▸ **WORK TO COMPLETE**
Return the listing below unchanged, minus its pictures.

++++ DATASET RECORDS

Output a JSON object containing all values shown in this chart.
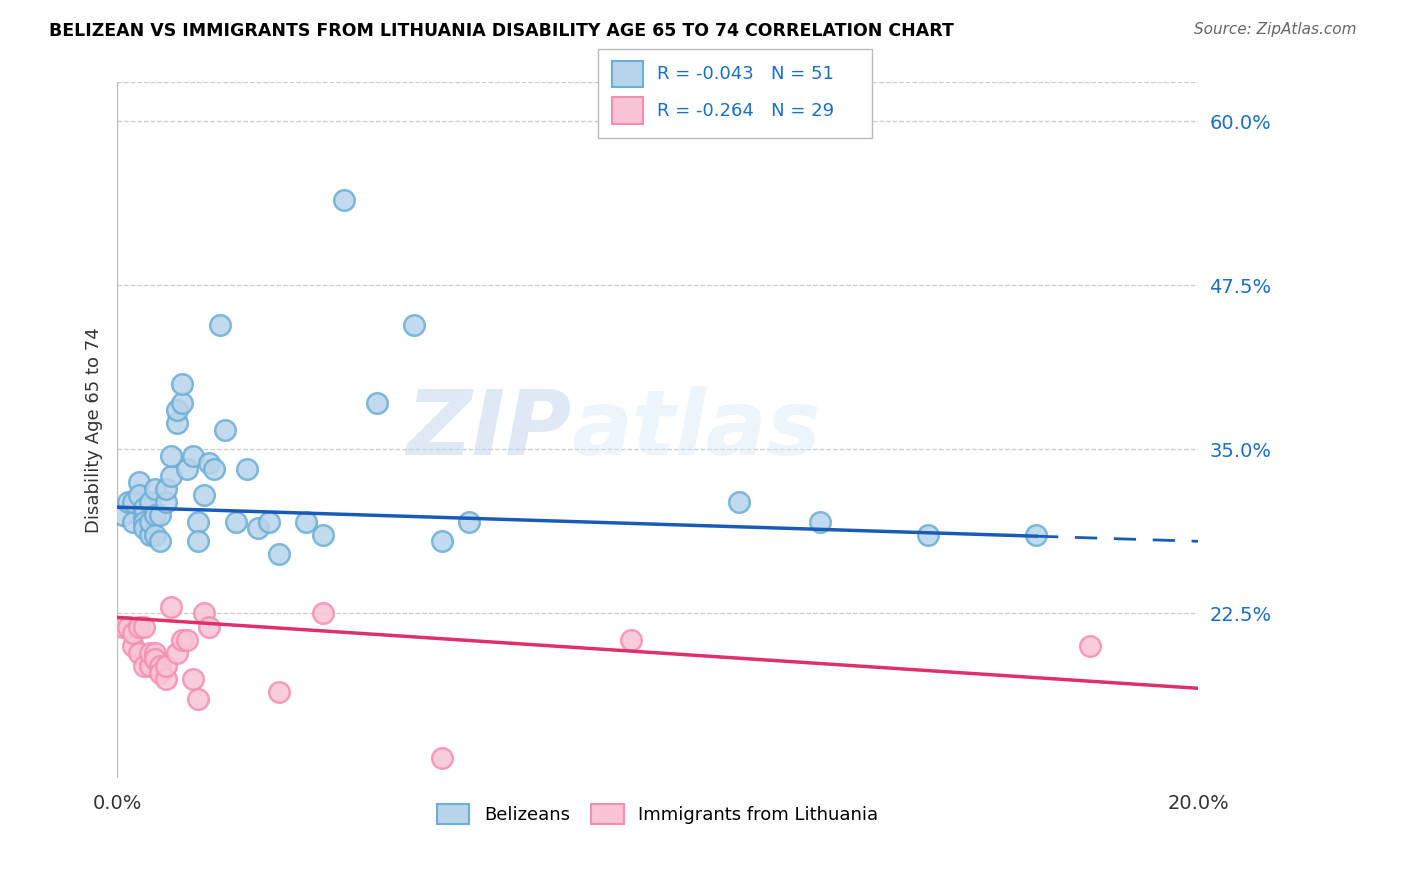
{
  "title": "BELIZEAN VS IMMIGRANTS FROM LITHUANIA DISABILITY AGE 65 TO 74 CORRELATION CHART",
  "source": "Source: ZipAtlas.com",
  "ylabel": "Disability Age 65 to 74",
  "xlim": [
    0.0,
    0.2
  ],
  "ylim": [
    0.1,
    0.63
  ],
  "yticks_right": [
    0.225,
    0.35,
    0.475,
    0.6
  ],
  "ytick_right_labels": [
    "22.5%",
    "35.0%",
    "47.5%",
    "60.0%"
  ],
  "watermark_zip": "ZIP",
  "watermark_atlas": "atlas",
  "belizean_R": -0.043,
  "belizean_N": 51,
  "lithuania_R": -0.264,
  "lithuania_N": 29,
  "belizean_color": "#6baed6",
  "belizean_fill": "#b8d4ea",
  "lithuania_color": "#f48fb1",
  "lithuania_fill": "#f9c4d5",
  "blue_line_color": "#1a5cb5",
  "pink_line_color": "#e0306a",
  "blue_line_solid_end": 0.17,
  "belizean_x": [
    0.001,
    0.002,
    0.003,
    0.003,
    0.004,
    0.004,
    0.005,
    0.005,
    0.005,
    0.005,
    0.006,
    0.006,
    0.006,
    0.007,
    0.007,
    0.007,
    0.008,
    0.008,
    0.009,
    0.009,
    0.01,
    0.01,
    0.011,
    0.011,
    0.012,
    0.012,
    0.013,
    0.014,
    0.015,
    0.015,
    0.016,
    0.017,
    0.018,
    0.019,
    0.02,
    0.022,
    0.024,
    0.026,
    0.028,
    0.03,
    0.035,
    0.038,
    0.042,
    0.048,
    0.055,
    0.06,
    0.065,
    0.115,
    0.13,
    0.15,
    0.17
  ],
  "belizean_y": [
    0.3,
    0.31,
    0.295,
    0.31,
    0.325,
    0.315,
    0.3,
    0.305,
    0.295,
    0.29,
    0.285,
    0.31,
    0.295,
    0.3,
    0.32,
    0.285,
    0.3,
    0.28,
    0.31,
    0.32,
    0.33,
    0.345,
    0.37,
    0.38,
    0.385,
    0.4,
    0.335,
    0.345,
    0.295,
    0.28,
    0.315,
    0.34,
    0.335,
    0.445,
    0.365,
    0.295,
    0.335,
    0.29,
    0.295,
    0.27,
    0.295,
    0.285,
    0.54,
    0.385,
    0.445,
    0.28,
    0.295,
    0.31,
    0.295,
    0.285,
    0.285
  ],
  "lithuania_x": [
    0.001,
    0.002,
    0.003,
    0.003,
    0.004,
    0.004,
    0.005,
    0.005,
    0.006,
    0.006,
    0.007,
    0.007,
    0.008,
    0.008,
    0.009,
    0.009,
    0.01,
    0.011,
    0.012,
    0.013,
    0.014,
    0.015,
    0.016,
    0.017,
    0.03,
    0.038,
    0.06,
    0.095,
    0.18
  ],
  "lithuania_y": [
    0.215,
    0.215,
    0.2,
    0.21,
    0.195,
    0.215,
    0.185,
    0.215,
    0.185,
    0.195,
    0.195,
    0.19,
    0.185,
    0.18,
    0.175,
    0.185,
    0.23,
    0.195,
    0.205,
    0.205,
    0.175,
    0.16,
    0.225,
    0.215,
    0.165,
    0.225,
    0.115,
    0.205,
    0.2
  ],
  "blue_trend_x0": 0.0,
  "blue_trend_y0": 0.306,
  "blue_trend_x1": 0.2,
  "blue_trend_y1": 0.28,
  "pink_trend_x0": 0.0,
  "pink_trend_y0": 0.222,
  "pink_trend_x1": 0.2,
  "pink_trend_y1": 0.168
}
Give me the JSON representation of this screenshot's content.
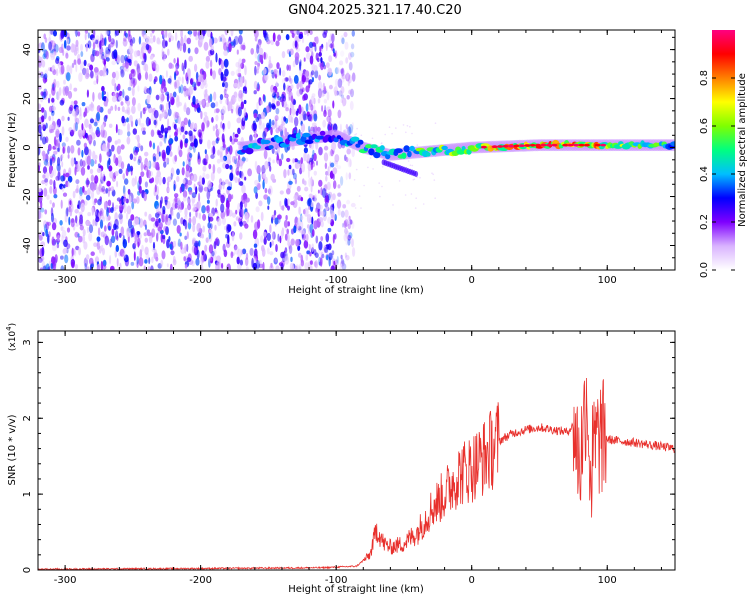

++++++++

▸ **ANSWER TO THIS EXERCISE**
Output a JSON object containing all values shown in this chart.
{
  "title": "BELIZEAN VS IMMIGRANTS FROM LITHUANIA DISABILITY AGE 65 TO 74 CORRELATION CHART",
  "source": "Source: ZipAtlas.com",
  "ylabel": "Disability Age 65 to 74",
  "xlim": [
    0.0,
    0.2
  ],
  "ylim": [
    0.1,
    0.63
  ],
  "yticks_right": [
    0.225,
    0.35,
    0.475,
    0.6
  ],
  "ytick_right_labels": [
    "22.5%",
    "35.0%",
    "47.5%",
    "60.0%"
  ],
  "watermark_zip": "ZIP",
  "watermark_atlas": "atlas",
  "belizean_R": -0.043,
  "belizean_N": 51,
  "lithuania_R": -0.264,
  "lithuania_N": 29,
  "belizean_color": "#6baed6",
  "belizean_fill": "#b8d4ea",
  "lithuania_color": "#f48fb1",
  "lithuania_fill": "#f9c4d5",
  "blue_line_color": "#1a5cb5",
  "pink_line_color": "#e0306a",
  "blue_line_solid_end": 0.17,
  "belizean_x": [
    0.001,
    0.002,
    0.003,
    0.003,
    0.004,
    0.004,
    0.005,
    0.005,
    0.005,
    0.005,
    0.006,
    0.006,
    0.006,
    0.007,
    0.007,
    0.007,
    0.008,
    0.008,
    0.009,
    0.009,
    0.01,
    0.01,
    0.011,
    0.011,
    0.012,
    0.012,
    0.013,
    0.014,
    0.015,
    0.015,
    0.016,
    0.017,
    0.018,
    0.019,
    0.02,
    0.022,
    0.024,
    0.026,
    0.028,
    0.03,
    0.035,
    0.038,
    0.042,
    0.048,
    0.055,
    0.06,
    0.065,
    0.115,
    0.13,
    0.15,
    0.17
  ],
  "belizean_y": [
    0.3,
    0.31,
    0.295,
    0.31,
    0.325,
    0.315,
    0.3,
    0.305,
    0.295,
    0.29,
    0.285,
    0.31,
    0.295,
    0.3,
    0.32,
    0.285,
    0.3,
    0.28,
    0.31,
    0.32,
    0.33,
    0.345,
    0.37,
    0.38,
    0.385,
    0.4,
    0.335,
    0.345,
    0.295,
    0.28,
    0.315,
    0.34,
    0.335,
    0.445,
    0.365,
    0.295,
    0.335,
    0.29,
    0.295,
    0.27,
    0.295,
    0.285,
    0.54,
    0.385,
    0.445,
    0.28,
    0.295,
    0.31,
    0.295,
    0.285,
    0.285
  ],
  "lithuania_x": [
    0.001,
    0.002,
    0.003,
    0.003,
    0.004,
    0.004,
    0.005,
    0.005,
    0.006,
    0.006,
    0.007,
    0.007,
    0.008,
    0.008,
    0.009,
    0.009,
    0.01,
    0.011,
    0.012,
    0.013,
    0.014,
    0.015,
    0.016,
    0.017,
    0.03,
    0.038,
    0.06,
    0.095,
    0.18
  ],
  "lithuania_y": [
    0.215,
    0.215,
    0.2,
    0.21,
    0.195,
    0.215,
    0.185,
    0.215,
    0.185,
    0.195,
    0.195,
    0.19,
    0.185,
    0.18,
    0.175,
    0.185,
    0.23,
    0.195,
    0.205,
    0.205,
    0.175,
    0.16,
    0.225,
    0.215,
    0.165,
    0.225,
    0.115,
    0.205,
    0.2
  ],
  "blue_trend_x0": 0.0,
  "blue_trend_y0": 0.306,
  "blue_trend_x1": 0.2,
  "blue_trend_y1": 0.28,
  "pink_trend_x0": 0.0,
  "pink_trend_y0": 0.222,
  "pink_trend_x1": 0.2,
  "pink_trend_y1": 0.168
}
Give me the JSON representation of this screenshot's content.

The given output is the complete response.